Raw data:
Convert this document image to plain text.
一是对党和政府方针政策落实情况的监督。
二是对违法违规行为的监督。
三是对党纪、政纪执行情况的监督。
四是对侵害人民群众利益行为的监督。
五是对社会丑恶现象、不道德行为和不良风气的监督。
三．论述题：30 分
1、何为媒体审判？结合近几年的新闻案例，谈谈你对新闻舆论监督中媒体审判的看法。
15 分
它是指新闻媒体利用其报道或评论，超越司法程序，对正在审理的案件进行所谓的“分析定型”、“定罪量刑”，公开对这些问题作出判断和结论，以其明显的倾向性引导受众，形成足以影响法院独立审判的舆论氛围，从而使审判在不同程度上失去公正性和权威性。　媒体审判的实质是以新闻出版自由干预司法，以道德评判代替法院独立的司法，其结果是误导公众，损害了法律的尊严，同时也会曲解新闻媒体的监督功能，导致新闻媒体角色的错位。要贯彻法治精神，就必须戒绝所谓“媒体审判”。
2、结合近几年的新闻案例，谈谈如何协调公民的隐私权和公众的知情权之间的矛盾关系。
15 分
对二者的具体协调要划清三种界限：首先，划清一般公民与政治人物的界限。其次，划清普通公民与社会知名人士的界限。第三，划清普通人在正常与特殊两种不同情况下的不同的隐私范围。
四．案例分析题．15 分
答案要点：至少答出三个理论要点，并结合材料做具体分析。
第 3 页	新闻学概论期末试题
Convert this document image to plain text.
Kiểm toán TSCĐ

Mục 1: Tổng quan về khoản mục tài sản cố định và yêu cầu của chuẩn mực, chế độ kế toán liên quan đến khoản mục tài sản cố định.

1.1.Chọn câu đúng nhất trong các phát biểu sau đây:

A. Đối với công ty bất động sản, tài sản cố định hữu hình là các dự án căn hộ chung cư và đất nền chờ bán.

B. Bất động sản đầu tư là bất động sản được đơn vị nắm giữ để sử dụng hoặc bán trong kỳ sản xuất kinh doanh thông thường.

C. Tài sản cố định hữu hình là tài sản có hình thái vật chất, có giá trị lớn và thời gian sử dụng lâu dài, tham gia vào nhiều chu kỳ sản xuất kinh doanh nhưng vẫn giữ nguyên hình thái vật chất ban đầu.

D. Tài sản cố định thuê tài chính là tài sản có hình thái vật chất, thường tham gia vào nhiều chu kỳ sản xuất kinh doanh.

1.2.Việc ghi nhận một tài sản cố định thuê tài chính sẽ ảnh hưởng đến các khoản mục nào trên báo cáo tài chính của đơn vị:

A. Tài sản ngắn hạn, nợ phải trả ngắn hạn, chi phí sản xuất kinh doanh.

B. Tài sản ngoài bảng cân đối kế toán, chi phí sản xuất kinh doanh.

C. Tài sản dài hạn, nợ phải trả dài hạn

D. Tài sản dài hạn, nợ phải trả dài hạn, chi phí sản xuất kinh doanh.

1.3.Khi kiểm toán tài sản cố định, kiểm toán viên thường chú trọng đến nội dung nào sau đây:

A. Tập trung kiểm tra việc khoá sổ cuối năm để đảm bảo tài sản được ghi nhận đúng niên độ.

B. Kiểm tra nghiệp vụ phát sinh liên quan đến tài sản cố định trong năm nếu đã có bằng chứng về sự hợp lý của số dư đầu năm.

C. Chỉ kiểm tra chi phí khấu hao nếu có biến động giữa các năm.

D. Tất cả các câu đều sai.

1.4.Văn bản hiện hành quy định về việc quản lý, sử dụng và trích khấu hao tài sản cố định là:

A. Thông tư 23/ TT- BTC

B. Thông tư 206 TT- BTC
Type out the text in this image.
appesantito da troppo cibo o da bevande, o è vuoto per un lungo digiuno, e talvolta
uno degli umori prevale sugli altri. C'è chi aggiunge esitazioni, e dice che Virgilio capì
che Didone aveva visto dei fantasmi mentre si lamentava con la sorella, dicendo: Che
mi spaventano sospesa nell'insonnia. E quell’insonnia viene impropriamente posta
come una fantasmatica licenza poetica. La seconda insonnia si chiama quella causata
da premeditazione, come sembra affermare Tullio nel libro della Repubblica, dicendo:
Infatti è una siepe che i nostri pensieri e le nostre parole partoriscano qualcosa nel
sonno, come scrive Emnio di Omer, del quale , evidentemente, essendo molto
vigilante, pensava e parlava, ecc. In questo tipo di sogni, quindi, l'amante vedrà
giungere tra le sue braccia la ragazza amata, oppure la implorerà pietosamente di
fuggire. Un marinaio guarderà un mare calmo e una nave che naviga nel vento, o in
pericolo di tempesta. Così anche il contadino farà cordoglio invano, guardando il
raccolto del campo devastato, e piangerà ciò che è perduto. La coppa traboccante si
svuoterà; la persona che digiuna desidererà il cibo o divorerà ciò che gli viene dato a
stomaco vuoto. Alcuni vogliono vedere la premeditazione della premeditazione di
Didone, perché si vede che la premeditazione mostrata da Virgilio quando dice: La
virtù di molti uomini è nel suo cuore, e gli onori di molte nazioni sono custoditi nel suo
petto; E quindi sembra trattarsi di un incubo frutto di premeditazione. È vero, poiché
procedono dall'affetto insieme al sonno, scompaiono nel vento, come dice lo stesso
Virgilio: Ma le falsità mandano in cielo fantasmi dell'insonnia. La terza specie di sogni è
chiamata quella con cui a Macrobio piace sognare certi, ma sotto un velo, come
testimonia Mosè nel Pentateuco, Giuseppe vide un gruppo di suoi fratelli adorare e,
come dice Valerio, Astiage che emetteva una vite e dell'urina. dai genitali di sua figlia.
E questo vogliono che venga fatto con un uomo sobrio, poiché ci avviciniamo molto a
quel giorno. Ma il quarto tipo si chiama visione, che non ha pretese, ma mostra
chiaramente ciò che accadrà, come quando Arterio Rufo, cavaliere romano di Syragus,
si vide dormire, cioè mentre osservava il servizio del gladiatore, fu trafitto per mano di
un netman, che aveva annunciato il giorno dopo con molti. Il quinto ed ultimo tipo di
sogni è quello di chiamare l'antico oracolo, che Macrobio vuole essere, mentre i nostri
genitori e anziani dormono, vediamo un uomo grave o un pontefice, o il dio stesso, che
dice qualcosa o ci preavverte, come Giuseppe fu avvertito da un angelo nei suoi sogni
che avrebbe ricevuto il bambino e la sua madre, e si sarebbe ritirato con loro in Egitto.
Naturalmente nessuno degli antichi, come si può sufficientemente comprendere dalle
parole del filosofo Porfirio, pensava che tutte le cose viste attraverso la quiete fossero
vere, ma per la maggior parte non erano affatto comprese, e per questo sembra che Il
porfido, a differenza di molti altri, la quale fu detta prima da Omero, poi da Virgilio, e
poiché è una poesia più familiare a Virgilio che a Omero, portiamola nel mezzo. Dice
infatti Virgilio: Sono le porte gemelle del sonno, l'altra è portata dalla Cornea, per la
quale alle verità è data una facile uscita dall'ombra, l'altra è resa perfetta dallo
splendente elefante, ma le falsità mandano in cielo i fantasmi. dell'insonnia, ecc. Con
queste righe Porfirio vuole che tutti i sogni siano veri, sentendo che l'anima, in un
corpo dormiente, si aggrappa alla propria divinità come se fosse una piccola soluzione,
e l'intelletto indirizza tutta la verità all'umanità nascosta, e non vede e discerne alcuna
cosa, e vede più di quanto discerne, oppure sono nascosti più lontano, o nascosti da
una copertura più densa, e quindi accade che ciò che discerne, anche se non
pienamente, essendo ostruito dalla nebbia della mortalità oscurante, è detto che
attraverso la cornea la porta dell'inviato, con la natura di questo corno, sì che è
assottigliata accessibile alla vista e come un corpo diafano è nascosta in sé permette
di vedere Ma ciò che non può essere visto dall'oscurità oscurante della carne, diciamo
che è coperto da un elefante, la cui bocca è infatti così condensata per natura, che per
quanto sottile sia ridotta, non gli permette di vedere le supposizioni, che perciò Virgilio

Written request: Print every entry exactly as written.

The result:
Convert this document image to plain text.
一是对党和政府方针政策落实情况的监督。
二是对违法违规行为的监督。
三是对党纪、政纪执行情况的监督。
四是对侵害人民群众利益行为的监督。
五是对社会丑恶现象、不道德行为和不良风气的监督。
三．论述题：30 分
1、何为媒体审判？结合近几年的新闻案例，谈谈你对新闻舆论监督中媒体审判的看法。
15 分
它是指新闻媒体利用其报道或评论，超越司法程序，对正在审理的案件进行所谓的“分析定型”、“定罪量刑”，公开对这些问题作出判断和结论，以其明显的倾向性引导受众，形成足以影响法院独立审判的舆论氛围，从而使审判在不同程度上失去公正性和权威性。　媒体审判的实质是以新闻出版自由干预司法，以道德评判代替法院独立的司法，其结果是误导公众，损害了法律的尊严，同时也会曲解新闻媒体的监督功能，导致新闻媒体角色的错位。要贯彻法治精神，就必须戒绝所谓“媒体审判”。
2、结合近几年的新闻案例，谈谈如何协调公民的隐私权和公众的知情权之间的矛盾关系。
15 分
对二者的具体协调要划清三种界限：首先，划清一般公民与政治人物的界限。其次，划清普通公民与社会知名人士的界限。第三，划清普通人在正常与特殊两种不同情况下的不同的隐私范围。
四．案例分析题．15 分
答案要点：至少答出三个理论要点，并结合材料做具体分析。
第 3 页	新闻学概论期末试题
Convert this document image to plain text.
Kiểm toán TSCĐ

Mục 1: Tổng quan về khoản mục tài sản cố định và yêu cầu của chuẩn mực, chế độ kế toán liên quan đến khoản mục tài sản cố định.

1.1.Chọn câu đúng nhất trong các phát biểu sau đây:

A. Đối với công ty bất động sản, tài sản cố định hữu hình là các dự án căn hộ chung cư và đất nền chờ bán.

B. Bất động sản đầu tư là bất động sản được đơn vị nắm giữ để sử dụng hoặc bán trong kỳ sản xuất kinh doanh thông thường.

C. Tài sản cố định hữu hình là tài sản có hình thái vật chất, có giá trị lớn và thời gian sử dụng lâu dài, tham gia vào nhiều chu kỳ sản xuất kinh doanh nhưng vẫn giữ nguyên hình thái vật chất ban đầu.

D. Tài sản cố định thuê tài chính là tài sản có hình thái vật chất, thường tham gia vào nhiều chu kỳ sản xuất kinh doanh.

1.2.Việc ghi nhận một tài sản cố định thuê tài chính sẽ ảnh hưởng đến các khoản mục nào trên báo cáo tài chính của đơn vị:

A. Tài sản ngắn hạn, nợ phải trả ngắn hạn, chi phí sản xuất kinh doanh.

B. Tài sản ngoài bảng cân đối kế toán, chi phí sản xuất kinh doanh.

C. Tài sản dài hạn, nợ phải trả dài hạn

D. Tài sản dài hạn, nợ phải trả dài hạn, chi phí sản xuất kinh doanh.

1.3.Khi kiểm toán tài sản cố định, kiểm toán viên thường chú trọng đến nội dung nào sau đây:

A. Tập trung kiểm tra việc khoá sổ cuối năm để đảm bảo tài sản được ghi nhận đúng niên độ.

B. Kiểm tra nghiệp vụ phát sinh liên quan đến tài sản cố định trong năm nếu đã có bằng chứng về sự hợp lý của số dư đầu năm.

C. Chỉ kiểm tra chi phí khấu hao nếu có biến động giữa các năm.

D. Tất cả các câu đều sai.

1.4.Văn bản hiện hành quy định về việc quản lý, sử dụng và trích khấu hao tài sản cố định là:

A. Thông tư 23/ TT- BTC

B. Thông tư 206 TT- BTC
Type out the text in this image.
appesantito da troppo cibo o da bevande, o è vuoto per un lungo digiuno, e talvolta
uno degli umori prevale sugli altri. C'è chi aggiunge esitazioni, e dice che Virgilio capì
che Didone aveva visto dei fantasmi mentre si lamentava con la sorella, dicendo: Che
mi spaventano sospesa nell'insonnia. E quell’insonnia viene impropriamente posta
come una fantasmatica licenza poetica. La seconda insonnia si chiama quella causata
da premeditazione, come sembra affermare Tullio nel libro della Repubblica, dicendo:
Infatti è una siepe che i nostri pensieri e le nostre parole partoriscano qualcosa nel
sonno, come scrive Emnio di Omer, del quale , evidentemente, essendo molto
vigilante, pensava e parlava, ecc. In questo tipo di sogni, quindi, l'amante vedrà
giungere tra le sue braccia la ragazza amata, oppure la implorerà pietosamente di
fuggire. Un marinaio guarderà un mare calmo e una nave che naviga nel vento, o in
pericolo di tempesta. Così anche il contadino farà cordoglio invano, guardando il
raccolto del campo devastato, e piangerà ciò che è perduto. La coppa traboccante si
svuoterà; la persona che digiuna desidererà il cibo o divorerà ciò che gli viene dato a
stomaco vuoto. Alcuni vogliono vedere la premeditazione della premeditazione di
Didone, perché si vede che la premeditazione mostrata da Virgilio quando dice: La
virtù di molti uomini è nel suo cuore, e gli onori di molte nazioni sono custoditi nel suo
petto; E quindi sembra trattarsi di un incubo frutto di premeditazione. È vero, poiché
procedono dall'affetto insieme al sonno, scompaiono nel vento, come dice lo stesso
Virgilio: Ma le falsità mandano in cielo fantasmi dell'insonnia. La terza specie di sogni è
chiamata quella con cui a Macrobio piace sognare certi, ma sotto un velo, come
testimonia Mosè nel Pentateuco, Giuseppe vide un gruppo di suoi fratelli adorare e,
come dice Valerio, Astiage che emetteva una vite e dell'urina. dai genitali di sua figlia.
E questo vogliono che venga fatto con un uomo sobrio, poiché ci avviciniamo molto a
quel giorno. Ma il quarto tipo si chiama visione, che non ha pretese, ma mostra
chiaramente ciò che accadrà, come quando Arterio Rufo, cavaliere romano di Syragus,
si vide dormire, cioè mentre osservava il servizio del gladiatore, fu trafitto per mano di
un netman, che aveva annunciato il giorno dopo con molti. Il quinto ed ultimo tipo di
sogni è quello di chiamare l'antico oracolo, che Macrobio vuole essere, mentre i nostri
genitori e anziani dormono, vediamo un uomo grave o un pontefice, o il dio stesso, che
dice qualcosa o ci preavverte, come Giuseppe fu avvertito da un angelo nei suoi sogni
che avrebbe ricevuto il bambino e la sua madre, e si sarebbe ritirato con loro in Egitto.
Naturalmente nessuno degli antichi, come si può sufficientemente comprendere dalle
parole del filosofo Porfirio, pensava che tutte le cose viste attraverso la quiete fossero
vere, ma per la maggior parte non erano affatto comprese, e per questo sembra che Il
porfido, a differenza di molti altri, la quale fu detta prima da Omero, poi da Virgilio, e
poiché è una poesia più familiare a Virgilio che a Omero, portiamola nel mezzo. Dice
infatti Virgilio: Sono le porte gemelle del sonno, l'altra è portata dalla Cornea, per la
quale alle verità è data una facile uscita dall'ombra, l'altra è resa perfetta dallo
splendente elefante, ma le falsità mandano in cielo i fantasmi. dell'insonnia, ecc. Con
queste righe Porfirio vuole che tutti i sogni siano veri, sentendo che l'anima, in un
corpo dormiente, si aggrappa alla propria divinità come se fosse una piccola soluzione,
e l'intelletto indirizza tutta la verità all'umanità nascosta, e non vede e discerne alcuna
cosa, e vede più di quanto discerne, oppure sono nascosti più lontano, o nascosti da
una copertura più densa, e quindi accade che ciò che discerne, anche se non
pienamente, essendo ostruito dalla nebbia della mortalità oscurante, è detto che
attraverso la cornea la porta dell'inviato, con la natura di questo corno, sì che è
assottigliata accessibile alla vista e come un corpo diafano è nascosta in sé permette
di vedere Ma ciò che non può essere visto dall'oscurità oscurante della carne, diciamo
che è coperto da un elefante, la cui bocca è infatti così condensata per natura, che per
quanto sottile sia ridotta, non gli permette di vedere le supposizioni, che perciò Virgilio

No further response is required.